---------- EXTRACTED INFORMATION
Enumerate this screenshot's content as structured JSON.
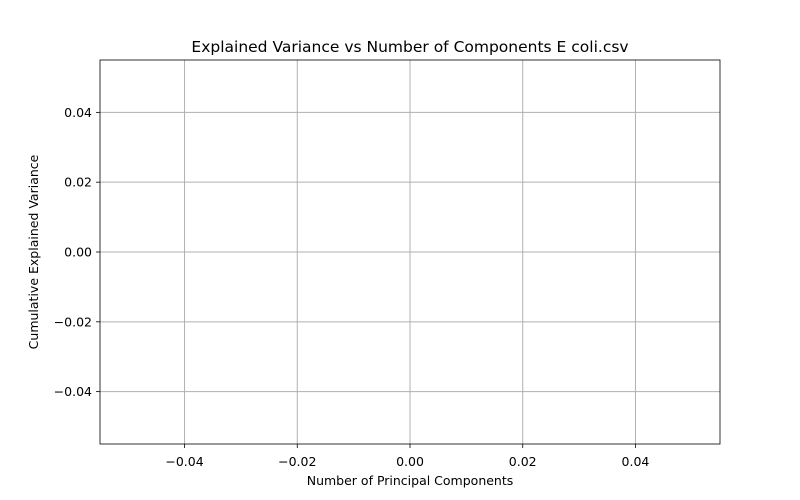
{
  "chart_data": {
    "type": "line",
    "title": "Explained Variance vs Number of Components E coli.csv",
    "xlabel": "Number of Principal Components",
    "ylabel": "Cumulative Explained Variance",
    "x": [],
    "series": [],
    "xlim": [
      -0.055,
      0.055
    ],
    "ylim": [
      -0.055,
      0.055
    ],
    "x_ticks": [
      -0.04,
      -0.02,
      0.0,
      0.02,
      0.04
    ],
    "y_ticks": [
      -0.04,
      -0.02,
      0.0,
      0.02,
      0.04
    ],
    "x_tick_labels": [
      "−0.04",
      "−0.02",
      "0.00",
      "0.02",
      "0.04"
    ],
    "y_tick_labels": [
      "−0.04",
      "−0.02",
      "0.00",
      "0.02",
      "0.04"
    ],
    "grid": true,
    "legend": "none"
  },
  "colors": {
    "background": "#ffffff",
    "grid": "#b0b0b0",
    "axes": "#000000"
  }
}
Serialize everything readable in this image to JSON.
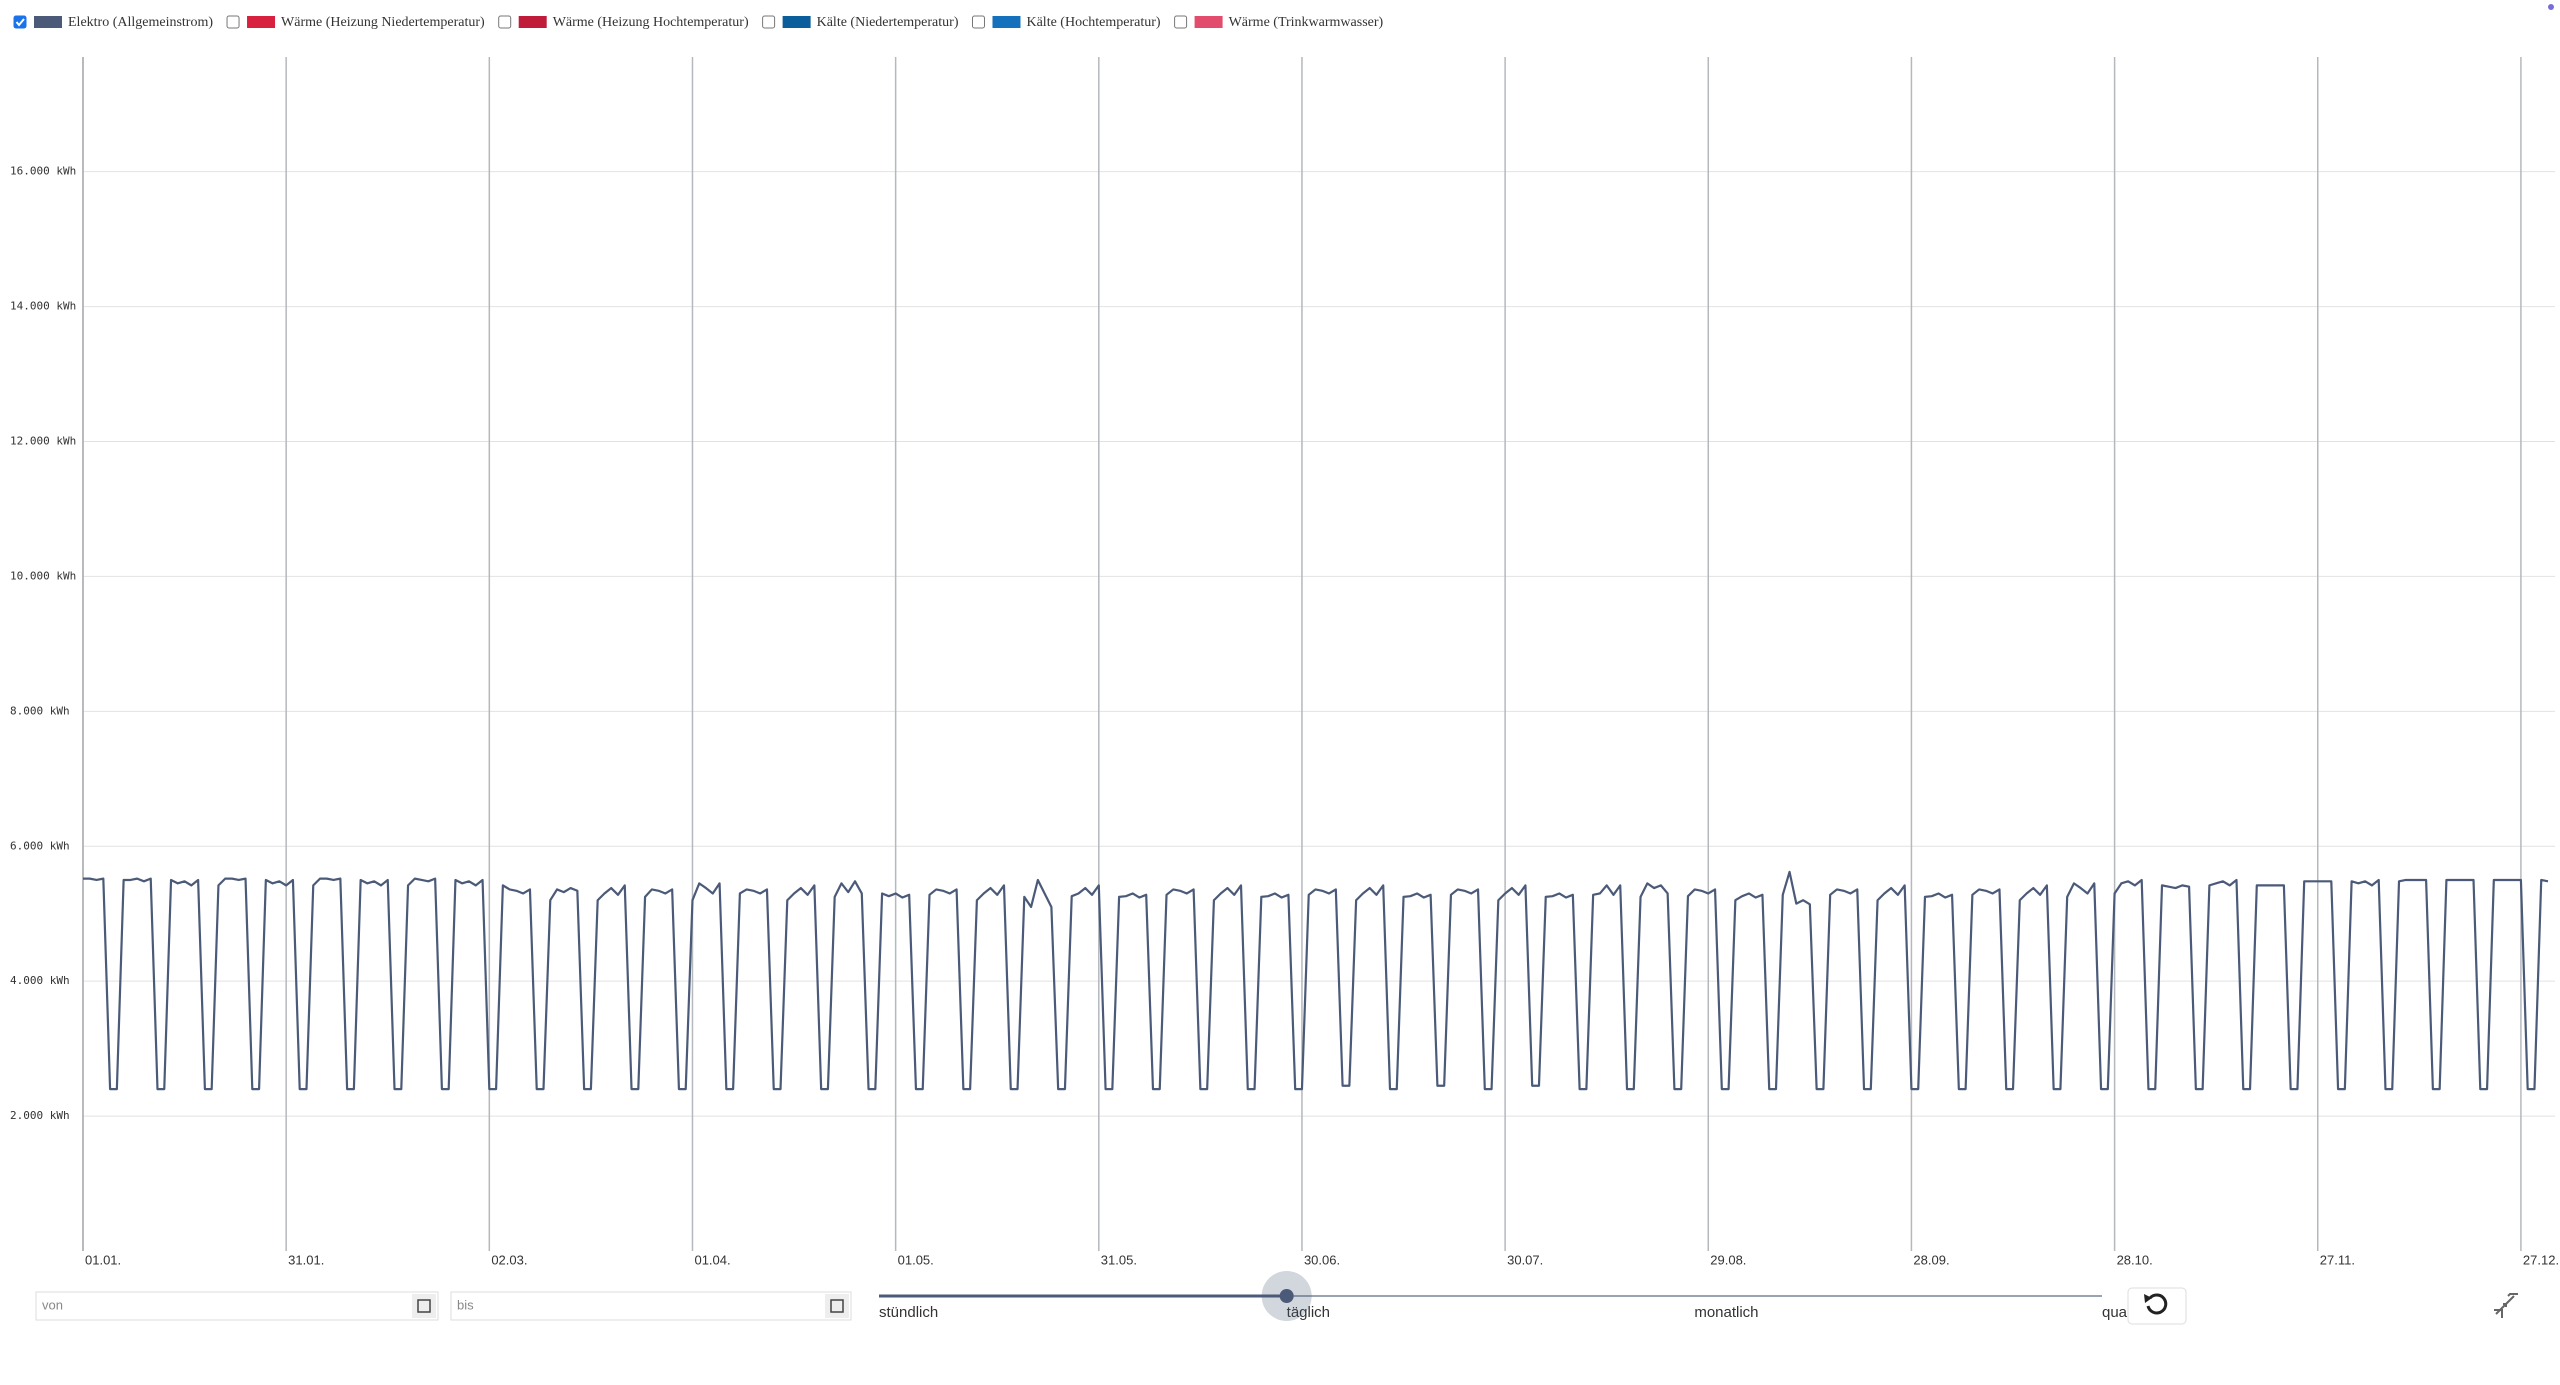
{
  "chart_data": {
    "type": "line",
    "series": [
      {
        "name": "Elektro (Allgemeinstrom)",
        "color": "#4b5a78",
        "checked": true,
        "values": [
          5520,
          5520,
          5500,
          5520,
          2400,
          2400,
          5500,
          5500,
          5520,
          5480,
          5520,
          2400,
          2400,
          5500,
          5450,
          5480,
          5420,
          5500,
          2400,
          2400,
          5420,
          5520,
          5520,
          5500,
          5520,
          2400,
          2400,
          5500,
          5450,
          5480,
          5420,
          5500,
          2400,
          2400,
          5420,
          5520,
          5520,
          5500,
          5520,
          2400,
          2400,
          5500,
          5450,
          5480,
          5420,
          5500,
          2400,
          2400,
          5420,
          5520,
          5500,
          5480,
          5520,
          2400,
          2400,
          5500,
          5450,
          5480,
          5420,
          5500,
          2400,
          2400,
          5420,
          5360,
          5340,
          5300,
          5360,
          2400,
          2400,
          5200,
          5360,
          5320,
          5380,
          5340,
          2400,
          2400,
          5200,
          5300,
          5380,
          5280,
          5420,
          2400,
          2400,
          5250,
          5360,
          5340,
          5300,
          5360,
          2400,
          2400,
          5200,
          5450,
          5380,
          5300,
          5450,
          2400,
          2400,
          5300,
          5360,
          5340,
          5300,
          5360,
          2400,
          2400,
          5200,
          5300,
          5380,
          5280,
          5420,
          2400,
          2400,
          5250,
          5450,
          5320,
          5480,
          5300,
          2400,
          2400,
          5300,
          5260,
          5300,
          5240,
          5280,
          2400,
          2400,
          5280,
          5360,
          5340,
          5300,
          5360,
          2400,
          2400,
          5200,
          5300,
          5380,
          5280,
          5420,
          2400,
          2400,
          5250,
          5100,
          5500,
          5300,
          5100,
          2400,
          2400,
          5260,
          5300,
          5380,
          5280,
          5420,
          2400,
          2400,
          5250,
          5260,
          5300,
          5240,
          5280,
          2400,
          2400,
          5280,
          5360,
          5340,
          5300,
          5360,
          2400,
          2400,
          5200,
          5300,
          5380,
          5280,
          5420,
          2400,
          2400,
          5250,
          5260,
          5300,
          5240,
          5280,
          2400,
          2400,
          5280,
          5360,
          5340,
          5300,
          5360,
          2450,
          2450,
          5200,
          5300,
          5380,
          5280,
          5420,
          2400,
          2400,
          5250,
          5260,
          5300,
          5240,
          5280,
          2450,
          2450,
          5280,
          5360,
          5340,
          5300,
          5360,
          2400,
          2400,
          5200,
          5300,
          5380,
          5280,
          5420,
          2450,
          2450,
          5250,
          5260,
          5300,
          5240,
          5280,
          2400,
          2400,
          5280,
          5300,
          5420,
          5280,
          5420,
          2400,
          2400,
          5250,
          5450,
          5380,
          5420,
          5300,
          2400,
          2400,
          5260,
          5360,
          5340,
          5300,
          5360,
          2400,
          2400,
          5200,
          5260,
          5300,
          5240,
          5280,
          2400,
          2400,
          5280,
          5620,
          5150,
          5200,
          5140,
          2400,
          2400,
          5280,
          5360,
          5340,
          5300,
          5360,
          2400,
          2400,
          5200,
          5300,
          5380,
          5280,
          5420,
          2400,
          2400,
          5250,
          5260,
          5300,
          5240,
          5280,
          2400,
          2400,
          5280,
          5360,
          5340,
          5300,
          5360,
          2400,
          2400,
          5200,
          5300,
          5380,
          5280,
          5420,
          2400,
          2400,
          5250,
          5450,
          5380,
          5300,
          5450,
          2400,
          2400,
          5300,
          5450,
          5480,
          5420,
          5500,
          2400,
          2400,
          5420,
          5400,
          5380,
          5420,
          5400,
          2400,
          2400,
          5420,
          5450,
          5480,
          5420,
          5500,
          2400,
          2400,
          5420,
          5420,
          5420,
          5420,
          5420,
          2400,
          2400,
          5480,
          5480,
          5480,
          5480,
          5480,
          2400,
          2400,
          5480,
          5450,
          5480,
          5420,
          5500,
          2400,
          2400,
          5480,
          5500,
          5500,
          5500,
          5500,
          2400,
          2400,
          5500,
          5500,
          5500,
          5500,
          5500,
          2400,
          2400,
          5500,
          5500,
          5500,
          5500,
          5500,
          2400,
          2400,
          5500,
          5480
        ]
      },
      {
        "name": "Wärme (Heizung Niedertemperatur)",
        "color": "#d7213f",
        "checked": false
      },
      {
        "name": "Wärme (Heizung Hochtemperatur)",
        "color": "#c01c3a",
        "checked": false
      },
      {
        "name": "Kälte (Niedertemperatur)",
        "color": "#0b5e9c",
        "checked": false
      },
      {
        "name": "Kälte (Hochtemperatur)",
        "color": "#1671bd",
        "checked": false
      },
      {
        "name": "Wärme (Trinkwarmwasser)",
        "color": "#e34d6d",
        "checked": false
      }
    ],
    "xlim": [
      0,
      364
    ],
    "xticks": [
      {
        "value": 0,
        "label": "01.01."
      },
      {
        "value": 30,
        "label": "31.01."
      },
      {
        "value": 60,
        "label": "02.03."
      },
      {
        "value": 90,
        "label": "01.04."
      },
      {
        "value": 120,
        "label": "01.05."
      },
      {
        "value": 150,
        "label": "31.05."
      },
      {
        "value": 180,
        "label": "30.06."
      },
      {
        "value": 210,
        "label": "30.07."
      },
      {
        "value": 240,
        "label": "29.08."
      },
      {
        "value": 270,
        "label": "28.09."
      },
      {
        "value": 300,
        "label": "28.10."
      },
      {
        "value": 330,
        "label": "27.11."
      },
      {
        "value": 360,
        "label": "27.12."
      }
    ],
    "ylim": [
      0,
      17700
    ],
    "yticks": [
      {
        "value": 2000,
        "label": "2.000 kWh"
      },
      {
        "value": 4000,
        "label": "4.000 kWh"
      },
      {
        "value": 6000,
        "label": "6.000 kWh"
      },
      {
        "value": 8000,
        "label": "8.000 kWh"
      },
      {
        "value": 10000,
        "label": "10.000 kWh"
      },
      {
        "value": 12000,
        "label": "12.000 kWh"
      },
      {
        "value": 14000,
        "label": "14.000 kWh"
      },
      {
        "value": 16000,
        "label": "16.000 kWh"
      }
    ],
    "grid": true
  },
  "controls": {
    "from_placeholder": "von",
    "to_placeholder": "bis",
    "resolutions": [
      "stündlich",
      "täglich",
      "monatlich",
      "quar"
    ],
    "selected_resolution": 1
  }
}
--------------------
▶ [EXERCISE REQUIREMENTS]: What is the number of lines in the listing above that contain the string "Kälte"? Give only the number.

▶ [RESULT OF THIS TASK]: 2